**PROBLEM TO WORK ON**
Lines that contain the string "name" are to be copied; leave out all others.
■ ■ ■ ■ ■ ■ ■
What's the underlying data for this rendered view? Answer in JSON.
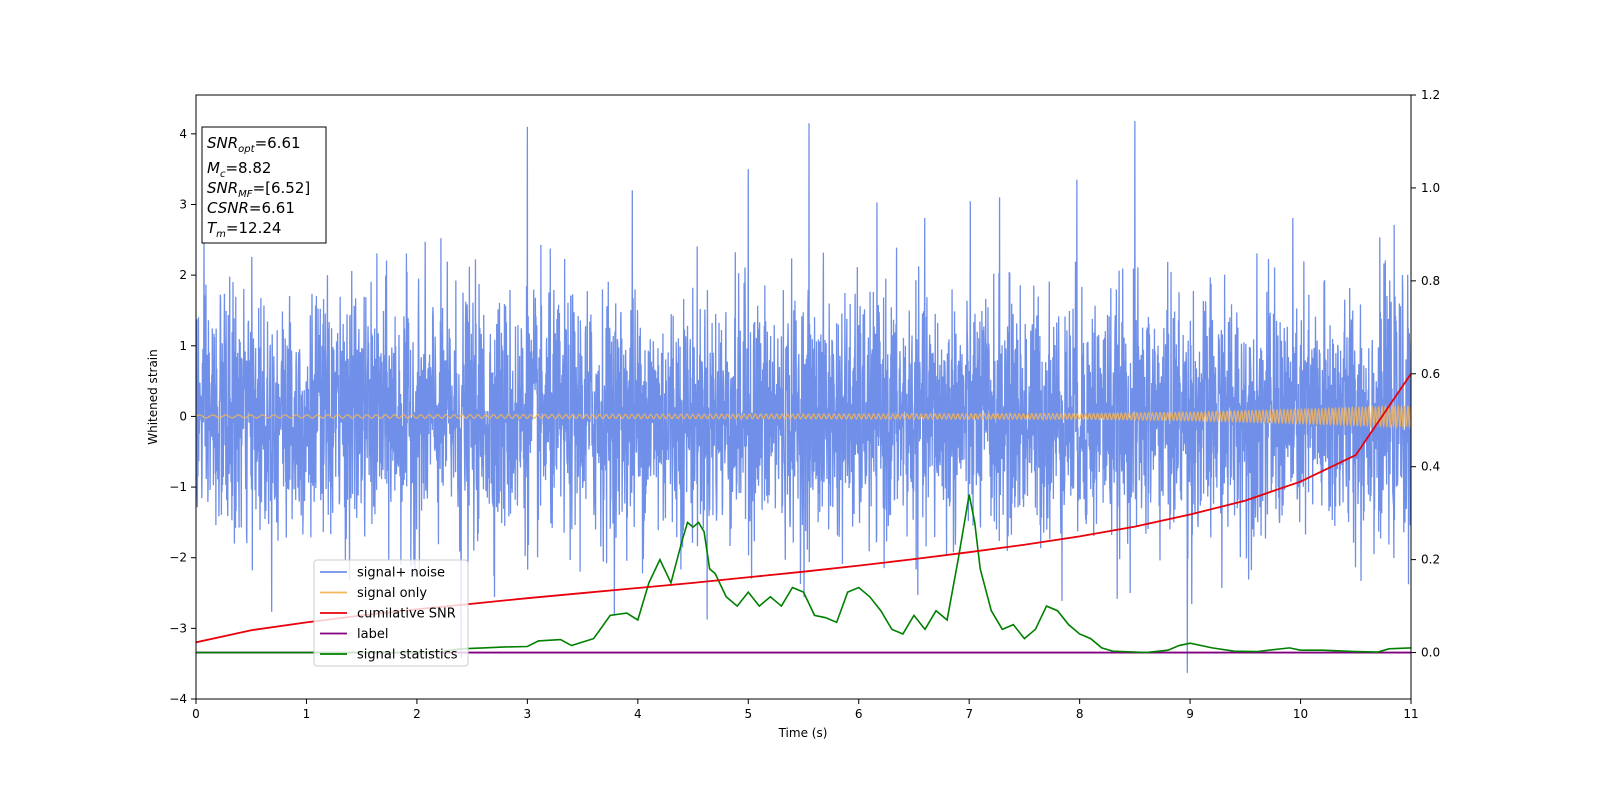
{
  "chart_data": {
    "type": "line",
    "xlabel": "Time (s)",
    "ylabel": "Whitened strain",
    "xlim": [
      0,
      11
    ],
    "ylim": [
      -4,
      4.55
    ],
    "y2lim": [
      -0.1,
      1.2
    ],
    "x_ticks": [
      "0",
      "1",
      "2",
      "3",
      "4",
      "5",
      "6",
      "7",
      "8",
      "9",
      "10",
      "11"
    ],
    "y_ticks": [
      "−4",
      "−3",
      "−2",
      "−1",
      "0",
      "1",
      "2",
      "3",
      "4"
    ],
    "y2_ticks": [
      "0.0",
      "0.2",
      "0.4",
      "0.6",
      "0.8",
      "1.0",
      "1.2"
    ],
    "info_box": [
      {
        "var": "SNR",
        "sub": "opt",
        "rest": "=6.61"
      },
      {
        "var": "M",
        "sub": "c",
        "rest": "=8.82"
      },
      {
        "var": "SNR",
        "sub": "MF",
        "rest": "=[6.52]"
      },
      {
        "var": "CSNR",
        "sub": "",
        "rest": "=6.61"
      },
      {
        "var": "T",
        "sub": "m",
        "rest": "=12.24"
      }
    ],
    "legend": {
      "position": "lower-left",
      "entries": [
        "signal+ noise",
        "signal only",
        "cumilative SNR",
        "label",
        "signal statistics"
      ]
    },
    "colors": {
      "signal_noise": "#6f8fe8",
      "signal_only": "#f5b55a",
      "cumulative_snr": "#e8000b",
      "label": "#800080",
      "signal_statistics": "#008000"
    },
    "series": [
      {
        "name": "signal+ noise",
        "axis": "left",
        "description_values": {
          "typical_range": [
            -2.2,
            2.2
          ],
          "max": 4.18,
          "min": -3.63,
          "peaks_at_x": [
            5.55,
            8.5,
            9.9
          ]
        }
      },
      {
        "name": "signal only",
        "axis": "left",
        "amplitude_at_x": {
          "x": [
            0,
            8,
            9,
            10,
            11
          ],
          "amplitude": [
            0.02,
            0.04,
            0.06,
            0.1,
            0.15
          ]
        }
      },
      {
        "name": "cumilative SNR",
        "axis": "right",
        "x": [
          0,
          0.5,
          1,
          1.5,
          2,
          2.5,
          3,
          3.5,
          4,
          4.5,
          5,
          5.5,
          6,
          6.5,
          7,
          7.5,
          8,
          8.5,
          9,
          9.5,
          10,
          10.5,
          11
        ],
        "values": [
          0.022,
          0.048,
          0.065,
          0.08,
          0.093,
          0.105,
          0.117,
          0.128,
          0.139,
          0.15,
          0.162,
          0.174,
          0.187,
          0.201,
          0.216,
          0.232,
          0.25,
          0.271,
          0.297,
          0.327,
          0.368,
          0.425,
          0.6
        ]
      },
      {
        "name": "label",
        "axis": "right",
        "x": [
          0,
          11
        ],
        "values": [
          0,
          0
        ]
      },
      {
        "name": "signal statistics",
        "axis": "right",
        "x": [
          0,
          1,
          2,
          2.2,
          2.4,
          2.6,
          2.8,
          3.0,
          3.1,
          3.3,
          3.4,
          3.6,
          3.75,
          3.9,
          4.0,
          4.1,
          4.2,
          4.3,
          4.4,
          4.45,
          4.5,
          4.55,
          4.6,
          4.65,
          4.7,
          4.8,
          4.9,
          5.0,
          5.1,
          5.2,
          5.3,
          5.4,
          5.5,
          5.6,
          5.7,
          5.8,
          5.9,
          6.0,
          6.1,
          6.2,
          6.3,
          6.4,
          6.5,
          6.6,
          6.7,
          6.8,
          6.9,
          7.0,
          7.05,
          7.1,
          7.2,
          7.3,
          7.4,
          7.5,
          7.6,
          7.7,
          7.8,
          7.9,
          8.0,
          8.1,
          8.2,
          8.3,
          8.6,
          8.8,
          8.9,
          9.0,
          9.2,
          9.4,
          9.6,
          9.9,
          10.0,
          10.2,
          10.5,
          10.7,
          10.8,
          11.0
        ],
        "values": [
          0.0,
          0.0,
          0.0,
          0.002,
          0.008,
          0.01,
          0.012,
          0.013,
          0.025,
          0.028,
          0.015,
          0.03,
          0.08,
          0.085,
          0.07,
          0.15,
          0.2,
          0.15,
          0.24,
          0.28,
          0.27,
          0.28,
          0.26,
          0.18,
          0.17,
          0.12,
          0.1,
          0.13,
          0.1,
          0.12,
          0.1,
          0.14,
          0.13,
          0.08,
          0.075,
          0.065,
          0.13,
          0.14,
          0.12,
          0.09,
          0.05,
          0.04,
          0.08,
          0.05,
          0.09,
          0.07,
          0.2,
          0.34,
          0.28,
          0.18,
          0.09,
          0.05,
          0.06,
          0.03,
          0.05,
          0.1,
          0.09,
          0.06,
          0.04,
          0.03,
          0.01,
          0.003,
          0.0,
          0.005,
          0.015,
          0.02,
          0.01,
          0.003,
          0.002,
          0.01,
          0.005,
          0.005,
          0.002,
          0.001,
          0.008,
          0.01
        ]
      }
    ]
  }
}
■ ■ ■ ■ ■ ■ ■
**EXERCISE OUTPUT**
        "name": "signal+ noise",
        "name": "signal only",
        "name": "cumilative SNR",
        "name": "label",
        "name": "signal statistics",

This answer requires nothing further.